▸ **Record extracts**:

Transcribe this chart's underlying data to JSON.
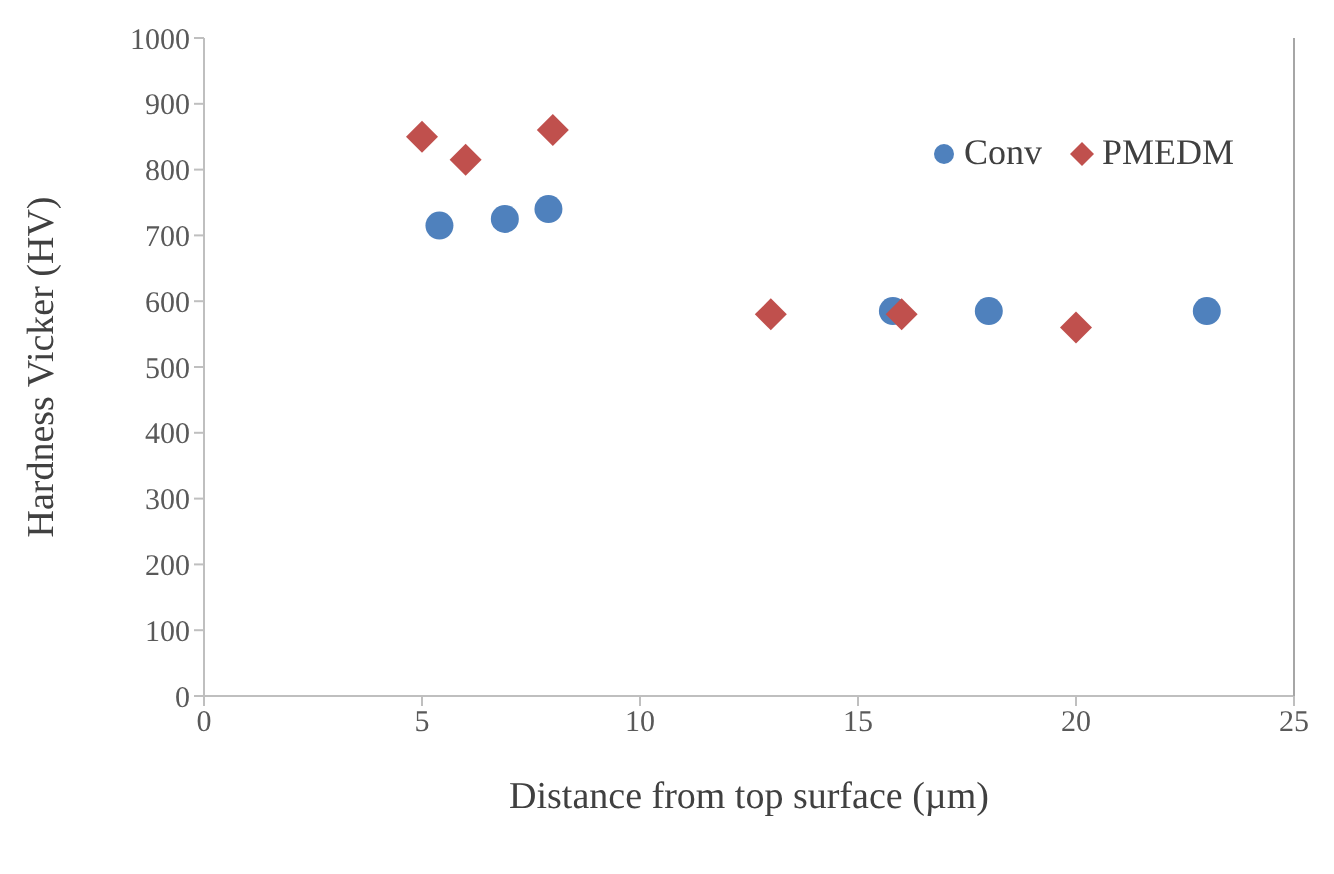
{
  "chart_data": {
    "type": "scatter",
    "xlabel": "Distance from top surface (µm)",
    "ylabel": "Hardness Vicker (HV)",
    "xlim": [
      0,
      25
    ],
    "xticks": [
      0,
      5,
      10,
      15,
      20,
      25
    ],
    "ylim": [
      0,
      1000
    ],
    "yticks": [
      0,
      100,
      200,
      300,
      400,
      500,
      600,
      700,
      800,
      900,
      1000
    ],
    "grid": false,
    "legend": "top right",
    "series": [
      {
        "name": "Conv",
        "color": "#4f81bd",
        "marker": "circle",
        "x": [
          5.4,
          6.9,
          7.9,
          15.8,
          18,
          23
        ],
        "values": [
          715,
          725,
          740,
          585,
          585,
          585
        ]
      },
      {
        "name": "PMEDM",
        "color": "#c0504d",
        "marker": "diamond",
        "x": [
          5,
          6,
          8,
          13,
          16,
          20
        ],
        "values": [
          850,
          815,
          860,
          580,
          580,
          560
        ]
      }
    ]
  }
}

▸ **Short problem**: From the entries above, output every line exactly and omit any image.

▸ **Reply to the task**:
Transcribe this chart's underlying data to JSON.
{
  "chart_data": {
    "type": "scatter",
    "xlabel": "Distance from top surface (µm)",
    "ylabel": "Hardness Vicker (HV)",
    "xlim": [
      0,
      25
    ],
    "xticks": [
      0,
      5,
      10,
      15,
      20,
      25
    ],
    "ylim": [
      0,
      1000
    ],
    "yticks": [
      0,
      100,
      200,
      300,
      400,
      500,
      600,
      700,
      800,
      900,
      1000
    ],
    "grid": false,
    "legend": "top right",
    "series": [
      {
        "name": "Conv",
        "color": "#4f81bd",
        "marker": "circle",
        "x": [
          5.4,
          6.9,
          7.9,
          15.8,
          18,
          23
        ],
        "values": [
          715,
          725,
          740,
          585,
          585,
          585
        ]
      },
      {
        "name": "PMEDM",
        "color": "#c0504d",
        "marker": "diamond",
        "x": [
          5,
          6,
          8,
          13,
          16,
          20
        ],
        "values": [
          850,
          815,
          860,
          580,
          580,
          560
        ]
      }
    ]
  }
}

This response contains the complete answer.